> **DIRECTIVE**: Retype every entry word for word.

___ RECORDS FOR THE EXERCISE

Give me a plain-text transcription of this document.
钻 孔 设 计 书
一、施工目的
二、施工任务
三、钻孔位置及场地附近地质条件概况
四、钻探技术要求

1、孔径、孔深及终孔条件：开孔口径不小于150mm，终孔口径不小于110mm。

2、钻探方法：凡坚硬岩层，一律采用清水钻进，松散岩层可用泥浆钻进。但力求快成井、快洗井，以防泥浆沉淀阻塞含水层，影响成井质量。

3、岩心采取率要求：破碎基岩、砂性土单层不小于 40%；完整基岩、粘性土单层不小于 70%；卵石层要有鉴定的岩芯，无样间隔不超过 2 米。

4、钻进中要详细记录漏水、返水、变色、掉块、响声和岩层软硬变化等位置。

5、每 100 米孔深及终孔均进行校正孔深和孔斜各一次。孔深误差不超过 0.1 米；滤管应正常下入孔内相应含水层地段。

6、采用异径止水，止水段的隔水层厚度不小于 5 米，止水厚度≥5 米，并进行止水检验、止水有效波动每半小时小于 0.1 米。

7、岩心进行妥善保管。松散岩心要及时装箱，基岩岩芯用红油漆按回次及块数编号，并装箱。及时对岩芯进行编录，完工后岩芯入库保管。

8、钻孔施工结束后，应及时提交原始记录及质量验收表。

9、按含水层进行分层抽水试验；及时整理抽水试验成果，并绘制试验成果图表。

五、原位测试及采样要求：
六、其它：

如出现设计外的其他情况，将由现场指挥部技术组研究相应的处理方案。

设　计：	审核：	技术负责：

______

> **COMPLETE OUTPUT**:
Give me a plain-text transcription of this document.
钻 孔 设 计 书
一、施工目的
二、施工任务
三、钻孔位置及场地附近地质条件概况
四、钻探技术要求

1、孔径、孔深及终孔条件：开孔口径不小于150mm，终孔口径不小于110mm。

2、钻探方法：凡坚硬岩层，一律采用清水钻进，松散岩层可用泥浆钻进。但力求快成井、快洗井，以防泥浆沉淀阻塞含水层，影响成井质量。

3、岩心采取率要求：破碎基岩、砂性土单层不小于 40%；完整基岩、粘性土单层不小于 70%；卵石层要有鉴定的岩芯，无样间隔不超过 2 米。

4、钻进中要详细记录漏水、返水、变色、掉块、响声和岩层软硬变化等位置。

5、每 100 米孔深及终孔均进行校正孔深和孔斜各一次。孔深误差不超过 0.1 米；滤管应正常下入孔内相应含水层地段。

6、采用异径止水，止水段的隔水层厚度不小于 5 米，止水厚度≥5 米，并进行止水检验、止水有效波动每半小时小于 0.1 米。

7、岩心进行妥善保管。松散岩心要及时装箱，基岩岩芯用红油漆按回次及块数编号，并装箱。及时对岩芯进行编录，完工后岩芯入库保管。

8、钻孔施工结束后，应及时提交原始记录及质量验收表。

9、按含水层进行分层抽水试验；及时整理抽水试验成果，并绘制试验成果图表。

五、原位测试及采样要求：
六、其它：

如出现设计外的其他情况，将由现场指挥部技术组研究相应的处理方案。

设　计：	审核：	技术负责：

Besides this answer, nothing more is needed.